Available data:
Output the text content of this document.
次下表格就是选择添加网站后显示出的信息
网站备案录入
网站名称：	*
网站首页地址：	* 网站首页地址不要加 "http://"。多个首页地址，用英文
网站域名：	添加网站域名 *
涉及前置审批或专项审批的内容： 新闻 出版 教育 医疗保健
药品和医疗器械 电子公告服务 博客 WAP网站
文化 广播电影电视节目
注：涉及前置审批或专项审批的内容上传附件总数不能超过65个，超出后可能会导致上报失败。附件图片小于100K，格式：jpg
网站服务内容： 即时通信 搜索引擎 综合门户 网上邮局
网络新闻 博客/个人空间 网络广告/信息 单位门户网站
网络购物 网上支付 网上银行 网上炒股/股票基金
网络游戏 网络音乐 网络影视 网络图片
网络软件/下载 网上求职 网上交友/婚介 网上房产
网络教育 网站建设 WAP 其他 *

Requirements:
Reproduce all of the material above word for word.

Task result:
Output the text content of this document.
次下表格就是选择添加网站后显示出的信息
网站备案录入
网站名称：	*
网站首页地址：	* 网站首页地址不要加 "http://"。多个首页地址，用英文
网站域名：	添加网站域名 *
涉及前置审批或专项审批的内容： 新闻 出版 教育 医疗保健
药品和医疗器械 电子公告服务 博客 WAP网站
文化 广播电影电视节目
注：涉及前置审批或专项审批的内容上传附件总数不能超过65个，超出后可能会导致上报失败。附件图片小于100K，格式：jpg
网站服务内容： 即时通信 搜索引擎 综合门户 网上邮局
网络新闻 博客/个人空间 网络广告/信息 单位门户网站
网络购物 网上支付 网上银行 网上炒股/股票基金
网络游戏 网络音乐 网络影视 网络图片
网络软件/下载 网上求职 网上交友/婚介 网上房产
网络教育 网站建设 WAP 其他 *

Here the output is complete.